** Work to complete **
Gather up all lines that carry the word "cell".

═════ Provided information

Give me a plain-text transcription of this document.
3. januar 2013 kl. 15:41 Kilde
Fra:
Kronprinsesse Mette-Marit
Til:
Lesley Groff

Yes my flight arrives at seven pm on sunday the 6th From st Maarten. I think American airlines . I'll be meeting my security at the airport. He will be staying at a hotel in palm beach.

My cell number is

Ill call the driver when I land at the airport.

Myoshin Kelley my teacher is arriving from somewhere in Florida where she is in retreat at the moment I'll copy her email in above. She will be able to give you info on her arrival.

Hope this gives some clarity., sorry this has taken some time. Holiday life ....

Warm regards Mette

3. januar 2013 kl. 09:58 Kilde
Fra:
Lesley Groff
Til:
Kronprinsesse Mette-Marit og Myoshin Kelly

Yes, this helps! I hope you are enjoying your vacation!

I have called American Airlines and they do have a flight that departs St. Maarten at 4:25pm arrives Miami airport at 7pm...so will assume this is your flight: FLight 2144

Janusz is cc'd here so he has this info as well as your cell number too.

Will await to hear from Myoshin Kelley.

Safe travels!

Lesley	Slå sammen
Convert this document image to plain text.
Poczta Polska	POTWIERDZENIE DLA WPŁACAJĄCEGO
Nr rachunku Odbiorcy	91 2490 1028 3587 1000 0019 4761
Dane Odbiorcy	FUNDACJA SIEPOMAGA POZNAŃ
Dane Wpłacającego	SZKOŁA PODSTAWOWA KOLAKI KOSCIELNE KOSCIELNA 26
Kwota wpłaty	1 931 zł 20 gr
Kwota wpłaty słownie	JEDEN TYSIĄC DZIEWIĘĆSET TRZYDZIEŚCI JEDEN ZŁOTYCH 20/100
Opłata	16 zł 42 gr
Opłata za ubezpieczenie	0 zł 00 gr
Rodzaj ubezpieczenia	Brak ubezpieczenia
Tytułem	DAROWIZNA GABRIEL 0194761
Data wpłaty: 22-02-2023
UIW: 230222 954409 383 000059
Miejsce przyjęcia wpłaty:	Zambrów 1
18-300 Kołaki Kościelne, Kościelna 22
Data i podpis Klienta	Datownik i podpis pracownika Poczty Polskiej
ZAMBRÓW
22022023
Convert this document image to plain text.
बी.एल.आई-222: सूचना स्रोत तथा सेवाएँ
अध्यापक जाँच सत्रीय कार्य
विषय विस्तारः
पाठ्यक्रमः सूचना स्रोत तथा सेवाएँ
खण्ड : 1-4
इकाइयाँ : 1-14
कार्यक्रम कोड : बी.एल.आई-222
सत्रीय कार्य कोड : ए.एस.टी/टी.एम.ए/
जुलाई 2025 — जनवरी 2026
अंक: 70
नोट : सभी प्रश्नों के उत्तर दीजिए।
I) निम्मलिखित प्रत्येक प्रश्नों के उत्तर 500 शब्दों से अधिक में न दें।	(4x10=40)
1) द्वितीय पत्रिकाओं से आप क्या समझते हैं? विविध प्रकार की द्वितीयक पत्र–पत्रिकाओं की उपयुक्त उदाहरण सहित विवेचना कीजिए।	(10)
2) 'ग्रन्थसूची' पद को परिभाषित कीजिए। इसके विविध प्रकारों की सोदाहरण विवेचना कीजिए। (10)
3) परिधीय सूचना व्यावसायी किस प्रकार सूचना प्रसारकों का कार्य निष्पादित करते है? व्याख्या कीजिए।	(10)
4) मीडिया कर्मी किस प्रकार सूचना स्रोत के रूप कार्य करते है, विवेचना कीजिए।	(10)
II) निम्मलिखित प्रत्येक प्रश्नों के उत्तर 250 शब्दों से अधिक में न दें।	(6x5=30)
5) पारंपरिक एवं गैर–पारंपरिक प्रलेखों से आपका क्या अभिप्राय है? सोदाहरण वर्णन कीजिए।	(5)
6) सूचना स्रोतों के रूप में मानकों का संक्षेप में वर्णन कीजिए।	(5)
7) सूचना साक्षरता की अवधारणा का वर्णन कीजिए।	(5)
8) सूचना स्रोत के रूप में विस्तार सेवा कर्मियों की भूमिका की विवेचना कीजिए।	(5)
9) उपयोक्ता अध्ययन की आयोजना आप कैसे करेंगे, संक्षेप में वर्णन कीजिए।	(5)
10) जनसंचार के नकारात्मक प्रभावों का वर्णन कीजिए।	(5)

══════════

** Completed exercise **
My cell number is
Janusz is cc'd here so he has this info as well as your cell number too.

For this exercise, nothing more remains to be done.